■ YOUR INSTRUCTIONS ■
Your task is to reproduce the entries below word for word.

■ SUPPLIED RECORDS ■
+++

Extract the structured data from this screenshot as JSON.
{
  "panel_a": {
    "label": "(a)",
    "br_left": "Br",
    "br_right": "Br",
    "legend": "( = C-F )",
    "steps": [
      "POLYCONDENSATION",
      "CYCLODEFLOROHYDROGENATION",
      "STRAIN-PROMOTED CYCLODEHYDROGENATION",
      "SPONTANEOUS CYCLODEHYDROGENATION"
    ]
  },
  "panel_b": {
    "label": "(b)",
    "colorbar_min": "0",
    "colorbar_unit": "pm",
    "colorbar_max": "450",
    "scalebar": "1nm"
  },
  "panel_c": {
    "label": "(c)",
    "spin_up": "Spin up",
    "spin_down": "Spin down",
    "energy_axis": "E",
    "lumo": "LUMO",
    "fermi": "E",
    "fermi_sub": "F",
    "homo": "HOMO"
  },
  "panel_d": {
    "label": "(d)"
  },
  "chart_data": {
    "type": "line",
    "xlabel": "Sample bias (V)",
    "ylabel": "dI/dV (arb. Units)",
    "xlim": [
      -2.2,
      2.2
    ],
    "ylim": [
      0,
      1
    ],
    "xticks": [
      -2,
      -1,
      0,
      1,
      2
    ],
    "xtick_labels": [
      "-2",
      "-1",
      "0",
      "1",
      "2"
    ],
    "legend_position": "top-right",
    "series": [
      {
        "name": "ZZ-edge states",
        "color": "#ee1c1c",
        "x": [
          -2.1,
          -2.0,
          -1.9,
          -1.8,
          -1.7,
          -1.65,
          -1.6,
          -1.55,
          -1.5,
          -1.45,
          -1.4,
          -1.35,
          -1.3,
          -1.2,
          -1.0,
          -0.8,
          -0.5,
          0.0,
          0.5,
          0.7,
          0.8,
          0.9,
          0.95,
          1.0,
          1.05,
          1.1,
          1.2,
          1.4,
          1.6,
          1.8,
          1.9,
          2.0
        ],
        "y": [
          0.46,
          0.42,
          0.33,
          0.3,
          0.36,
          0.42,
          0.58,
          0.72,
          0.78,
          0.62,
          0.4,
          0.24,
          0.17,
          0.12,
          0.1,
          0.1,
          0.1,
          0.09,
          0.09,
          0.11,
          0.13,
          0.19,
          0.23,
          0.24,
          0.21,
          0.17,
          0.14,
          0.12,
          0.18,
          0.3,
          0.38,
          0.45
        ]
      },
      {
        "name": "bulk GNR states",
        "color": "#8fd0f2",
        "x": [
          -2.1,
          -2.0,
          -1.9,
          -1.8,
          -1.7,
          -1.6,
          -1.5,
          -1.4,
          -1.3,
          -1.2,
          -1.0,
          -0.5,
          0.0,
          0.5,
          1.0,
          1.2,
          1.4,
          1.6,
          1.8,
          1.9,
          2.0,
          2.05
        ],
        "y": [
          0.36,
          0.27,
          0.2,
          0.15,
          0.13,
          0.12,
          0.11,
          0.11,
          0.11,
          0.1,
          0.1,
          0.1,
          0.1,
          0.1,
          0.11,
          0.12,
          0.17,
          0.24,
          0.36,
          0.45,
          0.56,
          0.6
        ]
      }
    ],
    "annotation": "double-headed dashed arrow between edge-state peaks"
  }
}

+++

■ ANSWER ■
Extract the structured data from this screenshot as JSON.
{
  "panel_a": {
    "label": "(a)",
    "br_left": "Br",
    "br_right": "Br",
    "legend": "( = C-F )",
    "steps": [
      "POLYCONDENSATION",
      "CYCLODEFLOROHYDROGENATION",
      "STRAIN-PROMOTED CYCLODEHYDROGENATION",
      "SPONTANEOUS CYCLODEHYDROGENATION"
    ]
  },
  "panel_b": {
    "label": "(b)",
    "colorbar_min": "0",
    "colorbar_unit": "pm",
    "colorbar_max": "450",
    "scalebar": "1nm"
  },
  "panel_c": {
    "label": "(c)",
    "spin_up": "Spin up",
    "spin_down": "Spin down",
    "energy_axis": "E",
    "lumo": "LUMO",
    "fermi": "E",
    "fermi_sub": "F",
    "homo": "HOMO"
  },
  "panel_d": {
    "label": "(d)"
  },
  "chart_data": {
    "type": "line",
    "xlabel": "Sample bias (V)",
    "ylabel": "dI/dV (arb. Units)",
    "xlim": [
      -2.2,
      2.2
    ],
    "ylim": [
      0,
      1
    ],
    "xticks": [
      -2,
      -1,
      0,
      1,
      2
    ],
    "xtick_labels": [
      "-2",
      "-1",
      "0",
      "1",
      "2"
    ],
    "legend_position": "top-right",
    "series": [
      {
        "name": "ZZ-edge states",
        "color": "#ee1c1c",
        "x": [
          -2.1,
          -2.0,
          -1.9,
          -1.8,
          -1.7,
          -1.65,
          -1.6,
          -1.55,
          -1.5,
          -1.45,
          -1.4,
          -1.35,
          -1.3,
          -1.2,
          -1.0,
          -0.8,
          -0.5,
          0.0,
          0.5,
          0.7,
          0.8,
          0.9,
          0.95,
          1.0,
          1.05,
          1.1,
          1.2,
          1.4,
          1.6,
          1.8,
          1.9,
          2.0
        ],
        "y": [
          0.46,
          0.42,
          0.33,
          0.3,
          0.36,
          0.42,
          0.58,
          0.72,
          0.78,
          0.62,
          0.4,
          0.24,
          0.17,
          0.12,
          0.1,
          0.1,
          0.1,
          0.09,
          0.09,
          0.11,
          0.13,
          0.19,
          0.23,
          0.24,
          0.21,
          0.17,
          0.14,
          0.12,
          0.18,
          0.3,
          0.38,
          0.45
        ]
      },
      {
        "name": "bulk GNR states",
        "color": "#8fd0f2",
        "x": [
          -2.1,
          -2.0,
          -1.9,
          -1.8,
          -1.7,
          -1.6,
          -1.5,
          -1.4,
          -1.3,
          -1.2,
          -1.0,
          -0.5,
          0.0,
          0.5,
          1.0,
          1.2,
          1.4,
          1.6,
          1.8,
          1.9,
          2.0,
          2.05
        ],
        "y": [
          0.36,
          0.27,
          0.2,
          0.15,
          0.13,
          0.12,
          0.11,
          0.11,
          0.11,
          0.1,
          0.1,
          0.1,
          0.1,
          0.1,
          0.11,
          0.12,
          0.17,
          0.24,
          0.36,
          0.45,
          0.56,
          0.6
        ]
      }
    ],
    "annotation": "double-headed dashed arrow between edge-state peaks"
  }
}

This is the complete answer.